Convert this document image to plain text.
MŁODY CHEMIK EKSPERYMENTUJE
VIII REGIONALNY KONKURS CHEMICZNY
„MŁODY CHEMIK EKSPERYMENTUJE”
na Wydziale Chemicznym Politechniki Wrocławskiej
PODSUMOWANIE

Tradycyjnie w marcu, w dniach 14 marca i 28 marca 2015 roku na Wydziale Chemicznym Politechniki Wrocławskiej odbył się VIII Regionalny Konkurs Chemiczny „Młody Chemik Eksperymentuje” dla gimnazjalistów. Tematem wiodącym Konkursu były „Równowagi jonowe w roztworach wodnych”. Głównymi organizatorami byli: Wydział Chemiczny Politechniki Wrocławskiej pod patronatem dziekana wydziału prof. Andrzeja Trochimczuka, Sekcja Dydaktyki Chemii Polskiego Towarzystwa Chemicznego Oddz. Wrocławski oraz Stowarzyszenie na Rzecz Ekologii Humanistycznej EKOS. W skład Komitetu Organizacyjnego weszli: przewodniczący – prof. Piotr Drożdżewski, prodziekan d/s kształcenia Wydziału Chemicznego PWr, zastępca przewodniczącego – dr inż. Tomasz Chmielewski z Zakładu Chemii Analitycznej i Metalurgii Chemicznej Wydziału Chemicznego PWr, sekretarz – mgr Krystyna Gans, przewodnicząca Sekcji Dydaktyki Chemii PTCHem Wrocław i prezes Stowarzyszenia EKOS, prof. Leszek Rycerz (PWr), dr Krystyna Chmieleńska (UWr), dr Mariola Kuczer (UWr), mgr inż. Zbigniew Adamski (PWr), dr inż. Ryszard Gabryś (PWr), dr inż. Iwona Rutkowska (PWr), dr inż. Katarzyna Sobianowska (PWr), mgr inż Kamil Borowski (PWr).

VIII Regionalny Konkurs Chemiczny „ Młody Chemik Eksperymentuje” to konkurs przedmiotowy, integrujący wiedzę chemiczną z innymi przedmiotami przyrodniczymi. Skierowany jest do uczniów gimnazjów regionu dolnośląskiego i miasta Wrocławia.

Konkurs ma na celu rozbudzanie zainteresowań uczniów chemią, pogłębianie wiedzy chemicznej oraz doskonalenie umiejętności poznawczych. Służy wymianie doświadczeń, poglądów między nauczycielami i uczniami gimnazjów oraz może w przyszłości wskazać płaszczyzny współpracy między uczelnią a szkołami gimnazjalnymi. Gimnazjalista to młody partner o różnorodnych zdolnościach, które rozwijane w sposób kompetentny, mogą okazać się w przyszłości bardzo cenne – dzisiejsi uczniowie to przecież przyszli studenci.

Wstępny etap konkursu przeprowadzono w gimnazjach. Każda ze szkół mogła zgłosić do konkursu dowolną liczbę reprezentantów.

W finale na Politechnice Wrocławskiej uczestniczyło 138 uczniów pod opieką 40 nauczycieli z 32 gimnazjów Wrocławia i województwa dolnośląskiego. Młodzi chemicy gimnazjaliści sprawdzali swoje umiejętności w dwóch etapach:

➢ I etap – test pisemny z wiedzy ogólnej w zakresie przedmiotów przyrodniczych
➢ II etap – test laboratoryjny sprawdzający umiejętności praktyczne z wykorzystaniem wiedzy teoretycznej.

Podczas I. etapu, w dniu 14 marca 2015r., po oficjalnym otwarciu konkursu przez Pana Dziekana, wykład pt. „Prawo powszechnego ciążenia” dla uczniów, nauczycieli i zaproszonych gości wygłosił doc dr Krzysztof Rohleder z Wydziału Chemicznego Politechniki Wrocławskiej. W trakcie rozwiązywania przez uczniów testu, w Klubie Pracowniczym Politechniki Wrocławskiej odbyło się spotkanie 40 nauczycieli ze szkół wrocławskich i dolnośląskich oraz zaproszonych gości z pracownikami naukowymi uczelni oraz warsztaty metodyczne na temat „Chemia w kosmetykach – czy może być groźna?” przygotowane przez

§ SET TASK
Set all of the records down again, exactly as they stand.

§ TASK RESULT
Convert this document image to plain text.
MŁODY CHEMIK EKSPERYMENTUJE
VIII REGIONALNY KONKURS CHEMICZNY
„MŁODY CHEMIK EKSPERYMENTUJE”
na Wydziale Chemicznym Politechniki Wrocławskiej
PODSUMOWANIE

Tradycyjnie w marcu, w dniach 14 marca i 28 marca 2015 roku na Wydziale Chemicznym Politechniki Wrocławskiej odbył się VIII Regionalny Konkurs Chemiczny „Młody Chemik Eksperymentuje” dla gimnazjalistów. Tematem wiodącym Konkursu były „Równowagi jonowe w roztworach wodnych”. Głównymi organizatorami byli: Wydział Chemiczny Politechniki Wrocławskiej pod patronatem dziekana wydziału prof. Andrzeja Trochimczuka, Sekcja Dydaktyki Chemii Polskiego Towarzystwa Chemicznego Oddz. Wrocławski oraz Stowarzyszenie na Rzecz Ekologii Humanistycznej EKOS. W skład Komitetu Organizacyjnego weszli: przewodniczący – prof. Piotr Drożdżewski, prodziekan d/s kształcenia Wydziału Chemicznego PWr, zastępca przewodniczącego – dr inż. Tomasz Chmielewski z Zakładu Chemii Analitycznej i Metalurgii Chemicznej Wydziału Chemicznego PWr, sekretarz – mgr Krystyna Gans, przewodnicząca Sekcji Dydaktyki Chemii PTCHem Wrocław i prezes Stowarzyszenia EKOS, prof. Leszek Rycerz (PWr), dr Krystyna Chmieleńska (UWr), dr Mariola Kuczer (UWr), mgr inż. Zbigniew Adamski (PWr), dr inż. Ryszard Gabryś (PWr), dr inż. Iwona Rutkowska (PWr), dr inż. Katarzyna Sobianowska (PWr), mgr inż Kamil Borowski (PWr).

VIII Regionalny Konkurs Chemiczny „ Młody Chemik Eksperymentuje” to konkurs przedmiotowy, integrujący wiedzę chemiczną z innymi przedmiotami przyrodniczymi. Skierowany jest do uczniów gimnazjów regionu dolnośląskiego i miasta Wrocławia.

Konkurs ma na celu rozbudzanie zainteresowań uczniów chemią, pogłębianie wiedzy chemicznej oraz doskonalenie umiejętności poznawczych. Służy wymianie doświadczeń, poglądów między nauczycielami i uczniami gimnazjów oraz może w przyszłości wskazać płaszczyzny współpracy między uczelnią a szkołami gimnazjalnymi. Gimnazjalista to młody partner o różnorodnych zdolnościach, które rozwijane w sposób kompetentny, mogą okazać się w przyszłości bardzo cenne – dzisiejsi uczniowie to przecież przyszli studenci.

Wstępny etap konkursu przeprowadzono w gimnazjach. Każda ze szkół mogła zgłosić do konkursu dowolną liczbę reprezentantów.

W finale na Politechnice Wrocławskiej uczestniczyło 138 uczniów pod opieką 40 nauczycieli z 32 gimnazjów Wrocławia i województwa dolnośląskiego. Młodzi chemicy gimnazjaliści sprawdzali swoje umiejętności w dwóch etapach:

➢ I etap – test pisemny z wiedzy ogólnej w zakresie przedmiotów przyrodniczych
➢ II etap – test laboratoryjny sprawdzający umiejętności praktyczne z wykorzystaniem wiedzy teoretycznej.

Podczas I. etapu, w dniu 14 marca 2015r., po oficjalnym otwarciu konkursu przez Pana Dziekana, wykład pt. „Prawo powszechnego ciążenia” dla uczniów, nauczycieli i zaproszonych gości wygłosił doc dr Krzysztof Rohleder z Wydziału Chemicznego Politechniki Wrocławskiej. W trakcie rozwiązywania przez uczniów testu, w Klubie Pracowniczym Politechniki Wrocławskiej odbyło się spotkanie 40 nauczycieli ze szkół wrocławskich i dolnośląskich oraz zaproszonych gości z pracownikami naukowymi uczelni oraz warsztaty metodyczne na temat „Chemia w kosmetykach – czy może być groźna?” przygotowane przez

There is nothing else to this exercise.